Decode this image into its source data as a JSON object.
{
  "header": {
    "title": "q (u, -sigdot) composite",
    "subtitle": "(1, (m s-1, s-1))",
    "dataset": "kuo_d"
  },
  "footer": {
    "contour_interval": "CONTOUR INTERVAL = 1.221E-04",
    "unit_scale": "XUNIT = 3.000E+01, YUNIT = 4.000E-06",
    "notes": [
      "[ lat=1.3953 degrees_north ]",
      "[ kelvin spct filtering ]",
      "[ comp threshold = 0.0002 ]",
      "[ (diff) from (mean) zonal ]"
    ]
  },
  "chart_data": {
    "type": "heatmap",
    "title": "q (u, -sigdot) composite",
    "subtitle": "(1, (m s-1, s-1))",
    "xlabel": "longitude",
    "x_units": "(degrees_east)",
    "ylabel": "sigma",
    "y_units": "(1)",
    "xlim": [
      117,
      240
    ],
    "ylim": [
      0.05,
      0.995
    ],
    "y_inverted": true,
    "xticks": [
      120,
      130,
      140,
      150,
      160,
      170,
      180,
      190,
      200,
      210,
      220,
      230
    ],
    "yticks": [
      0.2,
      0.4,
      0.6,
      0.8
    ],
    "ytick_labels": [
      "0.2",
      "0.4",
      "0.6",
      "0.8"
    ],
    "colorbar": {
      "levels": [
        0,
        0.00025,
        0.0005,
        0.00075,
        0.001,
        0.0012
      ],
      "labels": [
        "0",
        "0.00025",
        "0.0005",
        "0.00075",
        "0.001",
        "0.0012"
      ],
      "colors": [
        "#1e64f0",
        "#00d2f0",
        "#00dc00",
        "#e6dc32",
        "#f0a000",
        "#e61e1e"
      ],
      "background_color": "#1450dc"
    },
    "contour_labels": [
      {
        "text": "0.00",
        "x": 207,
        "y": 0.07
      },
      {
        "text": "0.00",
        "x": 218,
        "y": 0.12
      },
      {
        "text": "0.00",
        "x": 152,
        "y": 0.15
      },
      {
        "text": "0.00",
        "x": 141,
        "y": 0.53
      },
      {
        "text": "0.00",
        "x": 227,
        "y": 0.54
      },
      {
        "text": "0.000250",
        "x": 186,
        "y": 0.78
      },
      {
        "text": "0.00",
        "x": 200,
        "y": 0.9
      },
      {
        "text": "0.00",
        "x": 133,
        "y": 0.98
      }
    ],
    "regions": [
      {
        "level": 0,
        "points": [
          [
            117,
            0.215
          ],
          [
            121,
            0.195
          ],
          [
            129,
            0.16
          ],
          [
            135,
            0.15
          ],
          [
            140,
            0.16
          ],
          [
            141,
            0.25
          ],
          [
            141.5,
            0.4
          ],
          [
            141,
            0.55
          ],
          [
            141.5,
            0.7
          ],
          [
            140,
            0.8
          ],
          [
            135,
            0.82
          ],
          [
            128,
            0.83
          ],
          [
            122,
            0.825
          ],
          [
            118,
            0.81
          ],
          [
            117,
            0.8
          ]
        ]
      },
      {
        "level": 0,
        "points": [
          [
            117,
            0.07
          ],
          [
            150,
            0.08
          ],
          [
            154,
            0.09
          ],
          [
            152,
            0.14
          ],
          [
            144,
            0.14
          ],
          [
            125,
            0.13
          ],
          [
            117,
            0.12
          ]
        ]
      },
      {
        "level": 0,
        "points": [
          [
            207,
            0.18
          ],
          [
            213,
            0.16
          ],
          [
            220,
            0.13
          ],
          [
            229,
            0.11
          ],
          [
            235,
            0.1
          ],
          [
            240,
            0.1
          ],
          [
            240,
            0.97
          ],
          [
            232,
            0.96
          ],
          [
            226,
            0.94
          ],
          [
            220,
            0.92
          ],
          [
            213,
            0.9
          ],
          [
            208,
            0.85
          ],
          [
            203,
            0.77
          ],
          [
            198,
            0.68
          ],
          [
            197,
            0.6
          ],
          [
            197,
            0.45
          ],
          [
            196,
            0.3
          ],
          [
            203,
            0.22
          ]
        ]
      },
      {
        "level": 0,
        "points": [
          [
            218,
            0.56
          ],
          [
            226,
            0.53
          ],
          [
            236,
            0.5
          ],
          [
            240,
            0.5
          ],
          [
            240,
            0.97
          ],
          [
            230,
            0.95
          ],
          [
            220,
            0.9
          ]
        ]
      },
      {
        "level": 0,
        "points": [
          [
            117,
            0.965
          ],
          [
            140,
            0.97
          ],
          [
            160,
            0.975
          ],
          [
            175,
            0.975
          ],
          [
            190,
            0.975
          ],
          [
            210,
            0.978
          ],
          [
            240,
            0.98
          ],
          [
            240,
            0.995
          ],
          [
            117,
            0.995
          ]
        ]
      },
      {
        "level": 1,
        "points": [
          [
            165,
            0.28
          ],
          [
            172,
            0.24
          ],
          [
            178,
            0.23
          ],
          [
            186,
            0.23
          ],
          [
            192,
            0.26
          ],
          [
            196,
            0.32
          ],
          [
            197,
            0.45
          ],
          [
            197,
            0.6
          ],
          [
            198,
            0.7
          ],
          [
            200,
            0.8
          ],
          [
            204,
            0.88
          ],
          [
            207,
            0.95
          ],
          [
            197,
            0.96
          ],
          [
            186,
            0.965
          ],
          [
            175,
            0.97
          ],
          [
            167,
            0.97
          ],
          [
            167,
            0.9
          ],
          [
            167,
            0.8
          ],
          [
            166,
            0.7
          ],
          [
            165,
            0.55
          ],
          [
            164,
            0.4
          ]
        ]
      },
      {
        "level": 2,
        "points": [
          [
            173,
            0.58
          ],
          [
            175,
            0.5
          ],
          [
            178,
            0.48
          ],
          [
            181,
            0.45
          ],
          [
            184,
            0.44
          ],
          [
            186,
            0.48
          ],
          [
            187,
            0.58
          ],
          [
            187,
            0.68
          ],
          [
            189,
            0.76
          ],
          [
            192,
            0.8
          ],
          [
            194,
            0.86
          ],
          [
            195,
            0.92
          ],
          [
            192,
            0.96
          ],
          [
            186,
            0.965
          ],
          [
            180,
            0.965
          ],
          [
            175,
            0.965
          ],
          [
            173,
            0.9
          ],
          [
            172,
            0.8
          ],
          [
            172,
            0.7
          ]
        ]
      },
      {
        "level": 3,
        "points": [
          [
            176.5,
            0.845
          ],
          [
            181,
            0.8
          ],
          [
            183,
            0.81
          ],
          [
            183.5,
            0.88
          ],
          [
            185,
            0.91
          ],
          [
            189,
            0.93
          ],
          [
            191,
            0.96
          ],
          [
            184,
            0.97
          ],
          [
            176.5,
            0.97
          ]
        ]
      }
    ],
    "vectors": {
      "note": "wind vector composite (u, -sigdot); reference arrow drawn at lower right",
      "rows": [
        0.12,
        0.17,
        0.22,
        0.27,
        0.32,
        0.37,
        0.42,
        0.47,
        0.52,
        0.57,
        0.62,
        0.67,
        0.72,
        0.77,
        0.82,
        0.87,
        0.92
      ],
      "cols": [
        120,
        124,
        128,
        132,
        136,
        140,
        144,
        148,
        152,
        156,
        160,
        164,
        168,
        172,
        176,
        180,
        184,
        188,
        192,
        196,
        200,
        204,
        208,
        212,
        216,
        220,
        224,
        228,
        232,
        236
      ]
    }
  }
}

--*--

→ Exercise task
Each line above is to be repeated exactly.

→ Output below
Decode this image into its source data as a JSON object.
{
  "header": {
    "title": "q (u, -sigdot) composite",
    "subtitle": "(1, (m s-1, s-1))",
    "dataset": "kuo_d"
  },
  "footer": {
    "contour_interval": "CONTOUR INTERVAL = 1.221E-04",
    "unit_scale": "XUNIT = 3.000E+01, YUNIT = 4.000E-06",
    "notes": [
      "[ lat=1.3953 degrees_north ]",
      "[ kelvin spct filtering ]",
      "[ comp threshold = 0.0002 ]",
      "[ (diff) from (mean) zonal ]"
    ]
  },
  "chart_data": {
    "type": "heatmap",
    "title": "q (u, -sigdot) composite",
    "subtitle": "(1, (m s-1, s-1))",
    "xlabel": "longitude",
    "x_units": "(degrees_east)",
    "ylabel": "sigma",
    "y_units": "(1)",
    "xlim": [
      117,
      240
    ],
    "ylim": [
      0.05,
      0.995
    ],
    "y_inverted": true,
    "xticks": [
      120,
      130,
      140,
      150,
      160,
      170,
      180,
      190,
      200,
      210,
      220,
      230
    ],
    "yticks": [
      0.2,
      0.4,
      0.6,
      0.8
    ],
    "ytick_labels": [
      "0.2",
      "0.4",
      "0.6",
      "0.8"
    ],
    "colorbar": {
      "levels": [
        0,
        0.00025,
        0.0005,
        0.00075,
        0.001,
        0.0012
      ],
      "labels": [
        "0",
        "0.00025",
        "0.0005",
        "0.00075",
        "0.001",
        "0.0012"
      ],
      "colors": [
        "#1e64f0",
        "#00d2f0",
        "#00dc00",
        "#e6dc32",
        "#f0a000",
        "#e61e1e"
      ],
      "background_color": "#1450dc"
    },
    "contour_labels": [
      {
        "text": "0.00",
        "x": 207,
        "y": 0.07
      },
      {
        "text": "0.00",
        "x": 218,
        "y": 0.12
      },
      {
        "text": "0.00",
        "x": 152,
        "y": 0.15
      },
      {
        "text": "0.00",
        "x": 141,
        "y": 0.53
      },
      {
        "text": "0.00",
        "x": 227,
        "y": 0.54
      },
      {
        "text": "0.000250",
        "x": 186,
        "y": 0.78
      },
      {
        "text": "0.00",
        "x": 200,
        "y": 0.9
      },
      {
        "text": "0.00",
        "x": 133,
        "y": 0.98
      }
    ],
    "regions": [
      {
        "level": 0,
        "points": [
          [
            117,
            0.215
          ],
          [
            121,
            0.195
          ],
          [
            129,
            0.16
          ],
          [
            135,
            0.15
          ],
          [
            140,
            0.16
          ],
          [
            141,
            0.25
          ],
          [
            141.5,
            0.4
          ],
          [
            141,
            0.55
          ],
          [
            141.5,
            0.7
          ],
          [
            140,
            0.8
          ],
          [
            135,
            0.82
          ],
          [
            128,
            0.83
          ],
          [
            122,
            0.825
          ],
          [
            118,
            0.81
          ],
          [
            117,
            0.8
          ]
        ]
      },
      {
        "level": 0,
        "points": [
          [
            117,
            0.07
          ],
          [
            150,
            0.08
          ],
          [
            154,
            0.09
          ],
          [
            152,
            0.14
          ],
          [
            144,
            0.14
          ],
          [
            125,
            0.13
          ],
          [
            117,
            0.12
          ]
        ]
      },
      {
        "level": 0,
        "points": [
          [
            207,
            0.18
          ],
          [
            213,
            0.16
          ],
          [
            220,
            0.13
          ],
          [
            229,
            0.11
          ],
          [
            235,
            0.1
          ],
          [
            240,
            0.1
          ],
          [
            240,
            0.97
          ],
          [
            232,
            0.96
          ],
          [
            226,
            0.94
          ],
          [
            220,
            0.92
          ],
          [
            213,
            0.9
          ],
          [
            208,
            0.85
          ],
          [
            203,
            0.77
          ],
          [
            198,
            0.68
          ],
          [
            197,
            0.6
          ],
          [
            197,
            0.45
          ],
          [
            196,
            0.3
          ],
          [
            203,
            0.22
          ]
        ]
      },
      {
        "level": 0,
        "points": [
          [
            218,
            0.56
          ],
          [
            226,
            0.53
          ],
          [
            236,
            0.5
          ],
          [
            240,
            0.5
          ],
          [
            240,
            0.97
          ],
          [
            230,
            0.95
          ],
          [
            220,
            0.9
          ]
        ]
      },
      {
        "level": 0,
        "points": [
          [
            117,
            0.965
          ],
          [
            140,
            0.97
          ],
          [
            160,
            0.975
          ],
          [
            175,
            0.975
          ],
          [
            190,
            0.975
          ],
          [
            210,
            0.978
          ],
          [
            240,
            0.98
          ],
          [
            240,
            0.995
          ],
          [
            117,
            0.995
          ]
        ]
      },
      {
        "level": 1,
        "points": [
          [
            165,
            0.28
          ],
          [
            172,
            0.24
          ],
          [
            178,
            0.23
          ],
          [
            186,
            0.23
          ],
          [
            192,
            0.26
          ],
          [
            196,
            0.32
          ],
          [
            197,
            0.45
          ],
          [
            197,
            0.6
          ],
          [
            198,
            0.7
          ],
          [
            200,
            0.8
          ],
          [
            204,
            0.88
          ],
          [
            207,
            0.95
          ],
          [
            197,
            0.96
          ],
          [
            186,
            0.965
          ],
          [
            175,
            0.97
          ],
          [
            167,
            0.97
          ],
          [
            167,
            0.9
          ],
          [
            167,
            0.8
          ],
          [
            166,
            0.7
          ],
          [
            165,
            0.55
          ],
          [
            164,
            0.4
          ]
        ]
      },
      {
        "level": 2,
        "points": [
          [
            173,
            0.58
          ],
          [
            175,
            0.5
          ],
          [
            178,
            0.48
          ],
          [
            181,
            0.45
          ],
          [
            184,
            0.44
          ],
          [
            186,
            0.48
          ],
          [
            187,
            0.58
          ],
          [
            187,
            0.68
          ],
          [
            189,
            0.76
          ],
          [
            192,
            0.8
          ],
          [
            194,
            0.86
          ],
          [
            195,
            0.92
          ],
          [
            192,
            0.96
          ],
          [
            186,
            0.965
          ],
          [
            180,
            0.965
          ],
          [
            175,
            0.965
          ],
          [
            173,
            0.9
          ],
          [
            172,
            0.8
          ],
          [
            172,
            0.7
          ]
        ]
      },
      {
        "level": 3,
        "points": [
          [
            176.5,
            0.845
          ],
          [
            181,
            0.8
          ],
          [
            183,
            0.81
          ],
          [
            183.5,
            0.88
          ],
          [
            185,
            0.91
          ],
          [
            189,
            0.93
          ],
          [
            191,
            0.96
          ],
          [
            184,
            0.97
          ],
          [
            176.5,
            0.97
          ]
        ]
      }
    ],
    "vectors": {
      "note": "wind vector composite (u, -sigdot); reference arrow drawn at lower right",
      "rows": [
        0.12,
        0.17,
        0.22,
        0.27,
        0.32,
        0.37,
        0.42,
        0.47,
        0.52,
        0.57,
        0.62,
        0.67,
        0.72,
        0.77,
        0.82,
        0.87,
        0.92
      ],
      "cols": [
        120,
        124,
        128,
        132,
        136,
        140,
        144,
        148,
        152,
        156,
        160,
        164,
        168,
        172,
        176,
        180,
        184,
        188,
        192,
        196,
        200,
        204,
        208,
        212,
        216,
        220,
        224,
        228,
        232,
        236
      ]
    }
  }
}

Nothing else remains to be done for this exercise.